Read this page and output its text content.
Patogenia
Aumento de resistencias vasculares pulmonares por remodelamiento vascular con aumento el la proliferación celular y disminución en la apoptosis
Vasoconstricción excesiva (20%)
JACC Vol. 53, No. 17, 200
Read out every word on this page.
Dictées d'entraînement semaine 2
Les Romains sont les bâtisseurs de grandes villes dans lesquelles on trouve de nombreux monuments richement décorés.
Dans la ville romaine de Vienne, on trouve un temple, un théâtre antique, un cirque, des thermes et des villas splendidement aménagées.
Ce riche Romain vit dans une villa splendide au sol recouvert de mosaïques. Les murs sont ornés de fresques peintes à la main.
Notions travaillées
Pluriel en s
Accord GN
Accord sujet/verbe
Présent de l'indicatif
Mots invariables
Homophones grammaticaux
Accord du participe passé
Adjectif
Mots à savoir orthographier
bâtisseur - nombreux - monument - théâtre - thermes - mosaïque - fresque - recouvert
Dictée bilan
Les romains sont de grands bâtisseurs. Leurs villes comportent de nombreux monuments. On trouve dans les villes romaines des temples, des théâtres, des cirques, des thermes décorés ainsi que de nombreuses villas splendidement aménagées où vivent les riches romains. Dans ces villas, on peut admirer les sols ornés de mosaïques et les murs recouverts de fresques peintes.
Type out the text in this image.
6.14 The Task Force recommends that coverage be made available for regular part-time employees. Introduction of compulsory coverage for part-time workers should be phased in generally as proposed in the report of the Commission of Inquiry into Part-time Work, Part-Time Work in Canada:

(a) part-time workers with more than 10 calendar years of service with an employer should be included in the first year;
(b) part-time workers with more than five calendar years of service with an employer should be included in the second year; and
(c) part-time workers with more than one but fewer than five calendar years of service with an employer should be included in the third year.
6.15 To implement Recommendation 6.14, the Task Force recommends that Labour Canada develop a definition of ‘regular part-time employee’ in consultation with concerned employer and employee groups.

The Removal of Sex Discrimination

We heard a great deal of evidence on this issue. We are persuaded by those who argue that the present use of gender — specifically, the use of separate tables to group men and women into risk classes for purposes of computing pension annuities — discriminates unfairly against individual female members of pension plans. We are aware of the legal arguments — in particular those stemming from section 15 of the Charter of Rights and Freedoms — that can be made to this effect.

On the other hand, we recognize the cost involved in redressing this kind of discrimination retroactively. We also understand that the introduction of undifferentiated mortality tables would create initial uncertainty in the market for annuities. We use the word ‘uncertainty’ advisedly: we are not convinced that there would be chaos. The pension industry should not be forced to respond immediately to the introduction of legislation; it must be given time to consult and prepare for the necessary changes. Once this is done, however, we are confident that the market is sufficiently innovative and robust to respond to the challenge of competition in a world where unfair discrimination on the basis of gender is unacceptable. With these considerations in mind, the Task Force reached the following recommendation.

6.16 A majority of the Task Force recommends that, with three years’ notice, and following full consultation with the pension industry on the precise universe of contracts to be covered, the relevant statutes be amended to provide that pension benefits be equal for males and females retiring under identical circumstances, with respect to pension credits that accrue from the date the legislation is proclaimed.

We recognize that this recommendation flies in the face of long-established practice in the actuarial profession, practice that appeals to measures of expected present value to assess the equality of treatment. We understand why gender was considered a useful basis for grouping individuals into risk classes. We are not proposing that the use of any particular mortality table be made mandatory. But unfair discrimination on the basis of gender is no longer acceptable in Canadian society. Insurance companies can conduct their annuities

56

====================

Written exercise — Take the listing above and write it out again exactly.

Finished exercise —
Read this page and output its text content.
Patogenia
Aumento de resistencias vasculares pulmonares por remodelamiento vascular con aumento el la proliferación celular y disminución en la apoptosis
Vasoconstricción excesiva (20%)
JACC Vol. 53, No. 17, 200
Read out every word on this page.
Dictées d'entraînement semaine 2
Les Romains sont les bâtisseurs de grandes villes dans lesquelles on trouve de nombreux monuments richement décorés.
Dans la ville romaine de Vienne, on trouve un temple, un théâtre antique, un cirque, des thermes et des villas splendidement aménagées.
Ce riche Romain vit dans une villa splendide au sol recouvert de mosaïques. Les murs sont ornés de fresques peintes à la main.
Notions travaillées
Pluriel en s
Accord GN
Accord sujet/verbe
Présent de l'indicatif
Mots invariables
Homophones grammaticaux
Accord du participe passé
Adjectif
Mots à savoir orthographier
bâtisseur - nombreux - monument - théâtre - thermes - mosaïque - fresque - recouvert
Dictée bilan
Les romains sont de grands bâtisseurs. Leurs villes comportent de nombreux monuments. On trouve dans les villes romaines des temples, des théâtres, des cirques, des thermes décorés ainsi que de nombreuses villas splendidement aménagées où vivent les riches romains. Dans ces villas, on peut admirer les sols ornés de mosaïques et les murs recouverts de fresques peintes.
Type out the text in this image.
6.14 The Task Force recommends that coverage be made available for regular part-time employees. Introduction of compulsory coverage for part-time workers should be phased in generally as proposed in the report of the Commission of Inquiry into Part-time Work, Part-Time Work in Canada:

(a) part-time workers with more than 10 calendar years of service with an employer should be included in the first year;
(b) part-time workers with more than five calendar years of service with an employer should be included in the second year; and
(c) part-time workers with more than one but fewer than five calendar years of service with an employer should be included in the third year.
6.15 To implement Recommendation 6.14, the Task Force recommends that Labour Canada develop a definition of ‘regular part-time employee’ in consultation with concerned employer and employee groups.

The Removal of Sex Discrimination

We heard a great deal of evidence on this issue. We are persuaded by those who argue that the present use of gender — specifically, the use of separate tables to group men and women into risk classes for purposes of computing pension annuities — discriminates unfairly against individual female members of pension plans. We are aware of the legal arguments — in particular those stemming from section 15 of the Charter of Rights and Freedoms — that can be made to this effect.

On the other hand, we recognize the cost involved in redressing this kind of discrimination retroactively. We also understand that the introduction of undifferentiated mortality tables would create initial uncertainty in the market for annuities. We use the word ‘uncertainty’ advisedly: we are not convinced that there would be chaos. The pension industry should not be forced to respond immediately to the introduction of legislation; it must be given time to consult and prepare for the necessary changes. Once this is done, however, we are confident that the market is sufficiently innovative and robust to respond to the challenge of competition in a world where unfair discrimination on the basis of gender is unacceptable. With these considerations in mind, the Task Force reached the following recommendation.

6.16 A majority of the Task Force recommends that, with three years’ notice, and following full consultation with the pension industry on the precise universe of contracts to be covered, the relevant statutes be amended to provide that pension benefits be equal for males and females retiring under identical circumstances, with respect to pension credits that accrue from the date the legislation is proclaimed.

We recognize that this recommendation flies in the face of long-established practice in the actuarial profession, practice that appeals to measures of expected present value to assess the equality of treatment. We understand why gender was considered a useful basis for grouping individuals into risk classes. We are not proposing that the use of any particular mortality table be made mandatory. But unfair discrimination on the basis of gender is no longer acceptable in Canadian society. Insurance companies can conduct their annuities

56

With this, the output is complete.